#### Task description:
Exactly reproduce all the records, keeping pictures out of the copy.

[Data records]
* START *
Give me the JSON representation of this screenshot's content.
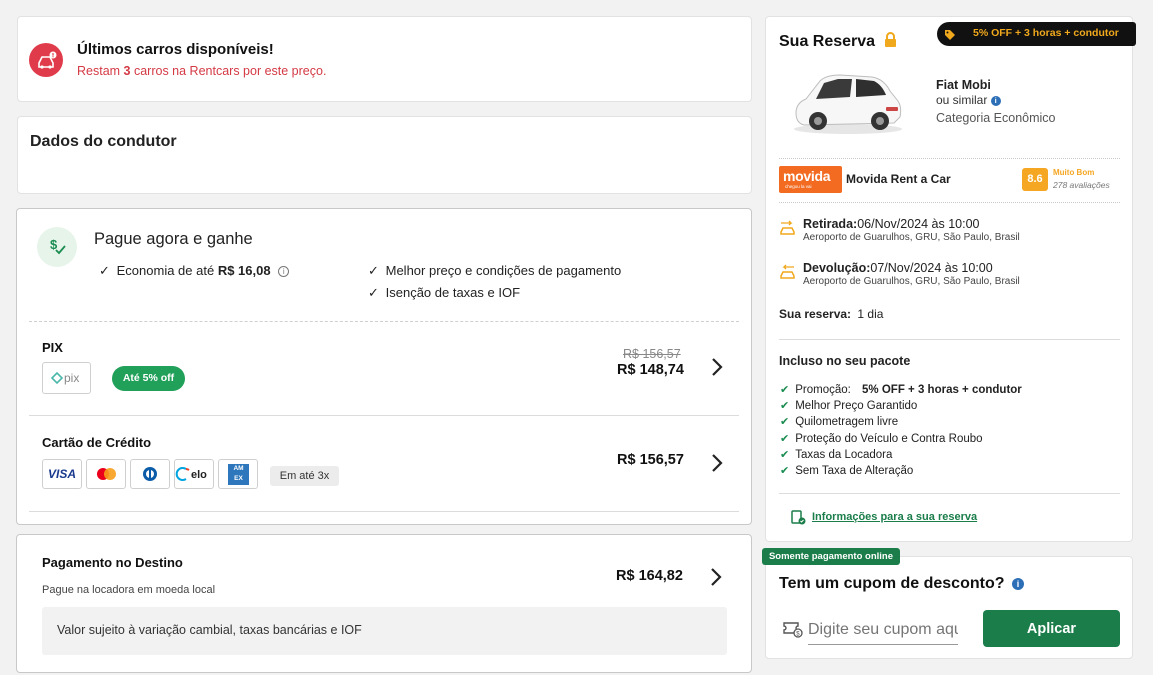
{
  "alert": {
    "title": "Últimos carros disponíveis!",
    "sub_prefix": "Restam ",
    "count": "3",
    "sub_suffix": " carros na Rentcars por este preço."
  },
  "driver": {
    "title": "Dados do condutor"
  },
  "pay_now": {
    "title": "Pague agora e ganhe",
    "saving_label": "Economia de até ",
    "saving_value": "R$ 16,08",
    "benefit_1": "Melhor preço e condições de pagamento",
    "benefit_2": "Isenção de taxas e IOF"
  },
  "pix": {
    "title": "PIX",
    "logo_text": "pix",
    "discount_badge": "Até 5% off",
    "old_price": "R$ 156,57",
    "price": "R$ 148,74"
  },
  "credit": {
    "title": "Cartão de Crédito",
    "brands": [
      "VISA",
      "mastercard",
      "diners",
      "elo",
      "AMEX"
    ],
    "installments": "Em até 3x",
    "price": "R$ 156,57"
  },
  "destino": {
    "title": "Pagamento no Destino",
    "sub": "Pague na locadora em moeda local",
    "price": "R$ 164,82",
    "note": "Valor sujeito à variação cambial, taxas bancárias e IOF"
  },
  "reserva": {
    "title": "Sua Reserva",
    "promo_badge": "5% OFF + 3 horas + condutor",
    "car_name": "Fiat Mobi",
    "car_similar": "ou similar",
    "car_category": "Categoria Econômico",
    "company_logo": "movida",
    "company_logo_sub": "chegou la vai",
    "company_name": "Movida Rent a Car",
    "rating_score": "8.6",
    "rating_label": "Muito Bom",
    "rating_count": "278 avaliações",
    "pickup_label": "Retirada:",
    "pickup_date": "06/Nov/2024 às 10:00",
    "pickup_place": "Aeroporto de Guarulhos, GRU, São Paulo, Brasil",
    "return_label": "Devolução:",
    "return_date": "07/Nov/2024 às 10:00",
    "return_place": "Aeroporto de Guarulhos, GRU, São Paulo, Brasil",
    "duration_label": "Sua reserva:",
    "duration_value": "1 dia",
    "included_title": "Incluso no seu pacote",
    "promo_line_label": "Promoção:",
    "promo_line_value": "5% OFF + 3 horas + condutor",
    "included": [
      "Melhor Preço Garantido",
      "Quilometragem livre",
      "Proteção do Veículo e Contra Roubo",
      "Taxas da Locadora",
      "Sem Taxa de Alteração"
    ],
    "info_link": "Informações para a sua reserva"
  },
  "cupom": {
    "tag": "Somente pagamento online",
    "title": "Tem um cupom de desconto?",
    "placeholder": "Digite seu cupom aqui",
    "apply": "Aplicar"
  },
  "colors": {
    "alert_red": "#e03b4a",
    "brand_green": "#1a7d4a",
    "discount_green": "#21a05a",
    "movida_orange": "#f26b21",
    "rating_orange": "#f5a623",
    "lock_gold": "#f0a81c"
  }
}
* END *
#### Problem solution:
Give me the JSON representation of this screenshot's content.
{
  "alert": {
    "title": "Últimos carros disponíveis!",
    "sub_prefix": "Restam ",
    "count": "3",
    "sub_suffix": " carros na Rentcars por este preço."
  },
  "driver": {
    "title": "Dados do condutor"
  },
  "pay_now": {
    "title": "Pague agora e ganhe",
    "saving_label": "Economia de até ",
    "saving_value": "R$ 16,08",
    "benefit_1": "Melhor preço e condições de pagamento",
    "benefit_2": "Isenção de taxas e IOF"
  },
  "pix": {
    "title": "PIX",
    "logo_text": "pix",
    "discount_badge": "Até 5% off",
    "old_price": "R$ 156,57",
    "price": "R$ 148,74"
  },
  "credit": {
    "title": "Cartão de Crédito",
    "brands": [
      "VISA",
      "mastercard",
      "diners",
      "elo",
      "AMEX"
    ],
    "installments": "Em até 3x",
    "price": "R$ 156,57"
  },
  "destino": {
    "title": "Pagamento no Destino",
    "sub": "Pague na locadora em moeda local",
    "price": "R$ 164,82",
    "note": "Valor sujeito à variação cambial, taxas bancárias e IOF"
  },
  "reserva": {
    "title": "Sua Reserva",
    "promo_badge": "5% OFF + 3 horas + condutor",
    "car_name": "Fiat Mobi",
    "car_similar": "ou similar",
    "car_category": "Categoria Econômico",
    "company_logo": "movida",
    "company_logo_sub": "chegou la vai",
    "company_name": "Movida Rent a Car",
    "rating_score": "8.6",
    "rating_label": "Muito Bom",
    "rating_count": "278 avaliações",
    "pickup_label": "Retirada:",
    "pickup_date": "06/Nov/2024 às 10:00",
    "pickup_place": "Aeroporto de Guarulhos, GRU, São Paulo, Brasil",
    "return_label": "Devolução:",
    "return_date": "07/Nov/2024 às 10:00",
    "return_place": "Aeroporto de Guarulhos, GRU, São Paulo, Brasil",
    "duration_label": "Sua reserva:",
    "duration_value": "1 dia",
    "included_title": "Incluso no seu pacote",
    "promo_line_label": "Promoção:",
    "promo_line_value": "5% OFF + 3 horas + condutor",
    "included": [
      "Melhor Preço Garantido",
      "Quilometragem livre",
      "Proteção do Veículo e Contra Roubo",
      "Taxas da Locadora",
      "Sem Taxa de Alteração"
    ],
    "info_link": "Informações para a sua reserva"
  },
  "cupom": {
    "tag": "Somente pagamento online",
    "title": "Tem um cupom de desconto?",
    "placeholder": "Digite seu cupom aqui",
    "apply": "Aplicar"
  },
  "colors": {
    "alert_red": "#e03b4a",
    "brand_green": "#1a7d4a",
    "discount_green": "#21a05a",
    "movida_orange": "#f26b21",
    "rating_orange": "#f5a623",
    "lock_gold": "#f0a81c"
  }
}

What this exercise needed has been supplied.